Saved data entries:
┌────────

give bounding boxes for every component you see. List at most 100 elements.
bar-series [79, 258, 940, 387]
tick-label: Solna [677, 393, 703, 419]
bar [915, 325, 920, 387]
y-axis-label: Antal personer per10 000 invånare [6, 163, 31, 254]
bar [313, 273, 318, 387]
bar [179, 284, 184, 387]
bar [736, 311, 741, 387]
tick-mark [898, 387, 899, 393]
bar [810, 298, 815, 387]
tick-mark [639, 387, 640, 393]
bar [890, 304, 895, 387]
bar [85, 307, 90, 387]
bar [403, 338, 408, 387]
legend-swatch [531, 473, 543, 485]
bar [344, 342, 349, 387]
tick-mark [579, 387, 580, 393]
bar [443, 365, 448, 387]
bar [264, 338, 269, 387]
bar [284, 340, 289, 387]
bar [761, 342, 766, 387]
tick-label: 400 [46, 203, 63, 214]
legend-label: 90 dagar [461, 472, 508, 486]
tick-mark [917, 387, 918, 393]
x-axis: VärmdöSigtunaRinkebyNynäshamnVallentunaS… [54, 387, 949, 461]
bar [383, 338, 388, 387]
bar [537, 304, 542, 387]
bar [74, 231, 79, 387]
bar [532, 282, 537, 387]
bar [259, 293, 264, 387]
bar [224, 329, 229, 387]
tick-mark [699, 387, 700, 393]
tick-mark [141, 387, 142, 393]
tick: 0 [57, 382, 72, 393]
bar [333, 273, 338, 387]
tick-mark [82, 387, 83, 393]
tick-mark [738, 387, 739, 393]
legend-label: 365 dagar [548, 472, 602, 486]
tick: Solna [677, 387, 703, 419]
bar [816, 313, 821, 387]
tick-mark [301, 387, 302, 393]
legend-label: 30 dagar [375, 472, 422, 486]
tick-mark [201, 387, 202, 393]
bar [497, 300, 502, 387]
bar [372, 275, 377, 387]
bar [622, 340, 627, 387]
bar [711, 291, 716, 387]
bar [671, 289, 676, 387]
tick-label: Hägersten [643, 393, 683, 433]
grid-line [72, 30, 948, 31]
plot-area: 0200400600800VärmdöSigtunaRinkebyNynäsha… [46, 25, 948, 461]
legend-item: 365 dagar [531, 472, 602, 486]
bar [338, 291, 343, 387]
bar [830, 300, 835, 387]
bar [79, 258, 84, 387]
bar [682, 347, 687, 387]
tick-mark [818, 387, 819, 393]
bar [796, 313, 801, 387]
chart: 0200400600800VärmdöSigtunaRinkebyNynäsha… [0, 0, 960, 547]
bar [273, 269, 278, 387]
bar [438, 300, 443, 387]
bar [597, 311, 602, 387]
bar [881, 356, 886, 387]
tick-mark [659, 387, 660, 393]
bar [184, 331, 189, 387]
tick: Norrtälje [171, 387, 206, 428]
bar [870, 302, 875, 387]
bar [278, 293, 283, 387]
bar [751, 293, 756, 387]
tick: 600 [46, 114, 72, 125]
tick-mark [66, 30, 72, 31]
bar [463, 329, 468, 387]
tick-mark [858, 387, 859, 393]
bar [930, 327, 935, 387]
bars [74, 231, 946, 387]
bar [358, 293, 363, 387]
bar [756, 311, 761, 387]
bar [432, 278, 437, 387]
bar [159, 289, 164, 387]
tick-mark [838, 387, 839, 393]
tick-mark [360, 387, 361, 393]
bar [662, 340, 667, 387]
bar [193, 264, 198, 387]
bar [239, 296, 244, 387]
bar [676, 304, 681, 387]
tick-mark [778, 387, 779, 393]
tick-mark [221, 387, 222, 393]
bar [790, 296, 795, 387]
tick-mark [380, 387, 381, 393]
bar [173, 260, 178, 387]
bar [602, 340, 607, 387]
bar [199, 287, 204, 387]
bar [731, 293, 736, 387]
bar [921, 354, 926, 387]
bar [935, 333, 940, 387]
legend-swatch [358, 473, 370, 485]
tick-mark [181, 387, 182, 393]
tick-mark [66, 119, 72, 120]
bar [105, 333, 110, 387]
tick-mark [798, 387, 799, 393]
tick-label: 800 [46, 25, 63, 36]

└────────

• Task to complete:
Extract every line of the rows above and copy each one verbatim, without altering any character.

• Exercise response:
give bounding boxes for every component you see. List at most 100 elements.
bar-series [79, 258, 940, 387]
tick-label: Solna [677, 393, 703, 419]
bar [915, 325, 920, 387]
y-axis-label: Antal personer per10 000 invånare [6, 163, 31, 254]
bar [313, 273, 318, 387]
bar [179, 284, 184, 387]
bar [736, 311, 741, 387]
tick-mark [898, 387, 899, 393]
bar [810, 298, 815, 387]
tick-mark [639, 387, 640, 393]
bar [890, 304, 895, 387]
bar [85, 307, 90, 387]
bar [403, 338, 408, 387]
legend-swatch [531, 473, 543, 485]
bar [344, 342, 349, 387]
tick-mark [579, 387, 580, 393]
bar [443, 365, 448, 387]
bar [264, 338, 269, 387]
bar [284, 340, 289, 387]
bar [761, 342, 766, 387]
tick-label: 400 [46, 203, 63, 214]
legend-label: 90 dagar [461, 472, 508, 486]
tick-mark [917, 387, 918, 393]
x-axis: VärmdöSigtunaRinkebyNynäshamnVallentunaS… [54, 387, 949, 461]
bar [383, 338, 388, 387]
bar [537, 304, 542, 387]
bar [74, 231, 79, 387]
bar [532, 282, 537, 387]
bar [259, 293, 264, 387]
bar [224, 329, 229, 387]
tick-mark [699, 387, 700, 393]
tick-mark [141, 387, 142, 393]
tick: 0 [57, 382, 72, 393]
bar [333, 273, 338, 387]
tick-mark [82, 387, 83, 393]
tick-mark [738, 387, 739, 393]
legend-label: 365 dagar [548, 472, 602, 486]
tick: Solna [677, 387, 703, 419]
bar [816, 313, 821, 387]
tick-mark [301, 387, 302, 393]
legend-label: 30 dagar [375, 472, 422, 486]
tick-mark [201, 387, 202, 393]
bar [497, 300, 502, 387]
bar [372, 275, 377, 387]
bar [622, 340, 627, 387]
bar [711, 291, 716, 387]
bar [671, 289, 676, 387]
tick-label: Hägersten [643, 393, 683, 433]
grid-line [72, 30, 948, 31]
plot-area: 0200400600800VärmdöSigtunaRinkebyNynäsha… [46, 25, 948, 461]
legend-item: 365 dagar [531, 472, 602, 486]
bar [338, 291, 343, 387]
bar [830, 300, 835, 387]
bar [79, 258, 84, 387]
bar [682, 347, 687, 387]
tick-mark [818, 387, 819, 393]
bar [796, 313, 801, 387]
chart: 0200400600800VärmdöSigtunaRinkebyNynäsha… [0, 0, 960, 547]
bar [273, 269, 278, 387]
bar [438, 300, 443, 387]
bar [597, 311, 602, 387]
bar [881, 356, 886, 387]
tick-mark [659, 387, 660, 393]
bar [184, 331, 189, 387]
tick: Norrtälje [171, 387, 206, 428]
bar [870, 302, 875, 387]
bar [278, 293, 283, 387]
bar [751, 293, 756, 387]
tick: 600 [46, 114, 72, 125]
tick-mark [66, 30, 72, 31]
bar [463, 329, 468, 387]
tick-mark [858, 387, 859, 393]
bar [930, 327, 935, 387]
bars [74, 231, 946, 387]
bar [358, 293, 363, 387]
bar [756, 311, 761, 387]
bar [432, 278, 437, 387]
bar [159, 289, 164, 387]
tick-mark [838, 387, 839, 393]
tick-mark [360, 387, 361, 393]
bar [662, 340, 667, 387]
bar [193, 264, 198, 387]
bar [239, 296, 244, 387]
bar [676, 304, 681, 387]
tick-mark [778, 387, 779, 393]
tick-mark [221, 387, 222, 393]
bar [790, 296, 795, 387]
tick-mark [380, 387, 381, 393]
bar [173, 260, 178, 387]
bar [602, 340, 607, 387]
bar [199, 287, 204, 387]
bar [731, 293, 736, 387]
bar [921, 354, 926, 387]
bar [935, 333, 940, 387]
legend-swatch [358, 473, 370, 485]
tick-mark [181, 387, 182, 393]
tick-mark [66, 119, 72, 120]
bar [105, 333, 110, 387]
tick-mark [798, 387, 799, 393]
tick-label: 800 [46, 25, 63, 36]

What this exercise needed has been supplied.